[START STORED RECORDS]
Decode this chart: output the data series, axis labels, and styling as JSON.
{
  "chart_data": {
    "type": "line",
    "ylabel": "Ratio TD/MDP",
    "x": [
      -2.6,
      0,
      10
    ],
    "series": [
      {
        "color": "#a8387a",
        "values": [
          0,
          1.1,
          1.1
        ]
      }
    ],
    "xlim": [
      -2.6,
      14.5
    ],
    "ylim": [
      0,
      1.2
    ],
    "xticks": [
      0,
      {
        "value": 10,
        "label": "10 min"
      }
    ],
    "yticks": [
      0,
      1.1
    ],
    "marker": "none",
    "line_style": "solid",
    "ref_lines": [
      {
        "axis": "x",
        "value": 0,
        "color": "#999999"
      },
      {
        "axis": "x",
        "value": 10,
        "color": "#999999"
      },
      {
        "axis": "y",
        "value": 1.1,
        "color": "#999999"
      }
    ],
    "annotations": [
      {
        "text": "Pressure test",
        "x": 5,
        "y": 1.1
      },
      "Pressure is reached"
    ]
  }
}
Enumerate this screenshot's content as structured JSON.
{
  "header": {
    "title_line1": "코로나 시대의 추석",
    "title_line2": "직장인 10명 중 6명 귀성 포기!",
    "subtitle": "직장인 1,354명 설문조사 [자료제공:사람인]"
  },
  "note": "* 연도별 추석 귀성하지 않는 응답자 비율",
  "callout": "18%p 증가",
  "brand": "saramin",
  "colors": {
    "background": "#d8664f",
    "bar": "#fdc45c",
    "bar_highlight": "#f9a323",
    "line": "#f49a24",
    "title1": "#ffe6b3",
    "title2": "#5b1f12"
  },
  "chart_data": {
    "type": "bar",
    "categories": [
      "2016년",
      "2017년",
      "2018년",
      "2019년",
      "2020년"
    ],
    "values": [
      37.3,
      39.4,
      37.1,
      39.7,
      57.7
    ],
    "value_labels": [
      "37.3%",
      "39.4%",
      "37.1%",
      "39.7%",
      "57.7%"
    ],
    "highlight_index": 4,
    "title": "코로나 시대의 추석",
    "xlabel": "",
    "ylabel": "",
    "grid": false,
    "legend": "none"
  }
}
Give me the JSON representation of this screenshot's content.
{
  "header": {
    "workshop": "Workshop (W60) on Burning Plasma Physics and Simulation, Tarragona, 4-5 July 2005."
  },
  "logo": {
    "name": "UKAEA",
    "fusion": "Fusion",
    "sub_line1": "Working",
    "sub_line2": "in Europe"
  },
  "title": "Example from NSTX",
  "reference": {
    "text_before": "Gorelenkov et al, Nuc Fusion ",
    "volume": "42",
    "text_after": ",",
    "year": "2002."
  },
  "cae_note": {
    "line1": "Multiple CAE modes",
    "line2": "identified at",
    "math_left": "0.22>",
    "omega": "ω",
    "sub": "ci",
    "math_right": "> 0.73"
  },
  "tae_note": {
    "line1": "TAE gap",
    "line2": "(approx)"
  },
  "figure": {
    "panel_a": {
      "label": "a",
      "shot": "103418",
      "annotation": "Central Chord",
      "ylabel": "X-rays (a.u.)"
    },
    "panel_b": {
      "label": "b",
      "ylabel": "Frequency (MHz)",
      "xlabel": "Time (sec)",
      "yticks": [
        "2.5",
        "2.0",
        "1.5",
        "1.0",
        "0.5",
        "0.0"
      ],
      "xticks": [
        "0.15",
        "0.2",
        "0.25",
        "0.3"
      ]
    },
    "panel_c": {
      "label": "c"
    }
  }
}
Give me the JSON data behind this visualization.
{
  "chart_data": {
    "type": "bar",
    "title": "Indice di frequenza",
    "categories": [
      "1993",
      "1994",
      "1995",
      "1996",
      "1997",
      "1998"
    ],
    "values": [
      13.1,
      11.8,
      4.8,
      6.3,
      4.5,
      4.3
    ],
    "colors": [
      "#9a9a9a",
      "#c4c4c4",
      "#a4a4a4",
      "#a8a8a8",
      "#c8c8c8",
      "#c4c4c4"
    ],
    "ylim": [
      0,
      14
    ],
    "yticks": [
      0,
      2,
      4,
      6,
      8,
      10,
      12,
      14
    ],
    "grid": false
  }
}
[END STORED RECORDS]
Each line that contains the word "axis" counts toward the total; give only that total.

### EXERCISE SOLUTION
4